Entries provided:

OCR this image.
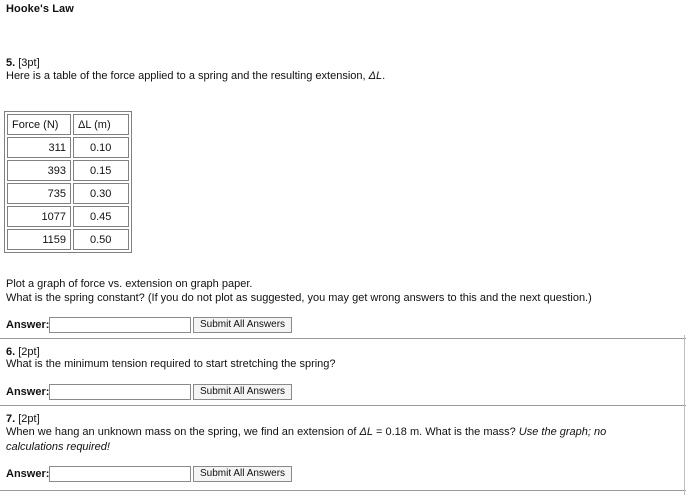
Hooke's Law
5. [3pt]
Here is a table of the force applied to a spring and the resulting extension, ΔL.
Force (N)	ΔL (m)
311	0.10
393	0.15
735	0.30
1077	0.45
1159	0.50
Plot a graph of force vs. extension on graph paper.
What is the spring constant? (If you do not plot as suggested, you may get wrong answers to this and the next question.)
Answer:	Submit All Answers
6. [2pt]
What is the minimum tension required to start stretching the spring?
Answer:	Submit All Answers
7. [2pt]
When we hang an unknown mass on the spring, we find an extension of ΔL = 0.18 m. What is the mass? Use the graph; no calculations required!
Answer:	Submit All Answers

Work instructions: Repeat each entry exactly. Pictures do not belong in the copy.

Answer for the task:
OCR this image.
Hooke's Law
5. [3pt]
Here is a table of the force applied to a spring and the resulting extension, ΔL.
Force (N)	ΔL (m)
311	0.10
393	0.15
735	0.30
1077	0.45
1159	0.50
Plot a graph of force vs. extension on graph paper.
What is the spring constant? (If you do not plot as suggested, you may get wrong answers to this and the next question.)
Answer:	Submit All Answers
6. [2pt]
What is the minimum tension required to start stretching the spring?
Answer:	Submit All Answers
7. [2pt]
When we hang an unknown mass on the spring, we find an extension of ΔL = 0.18 m. What is the mass? Use the graph; no calculations required!
Answer:	Submit All Answers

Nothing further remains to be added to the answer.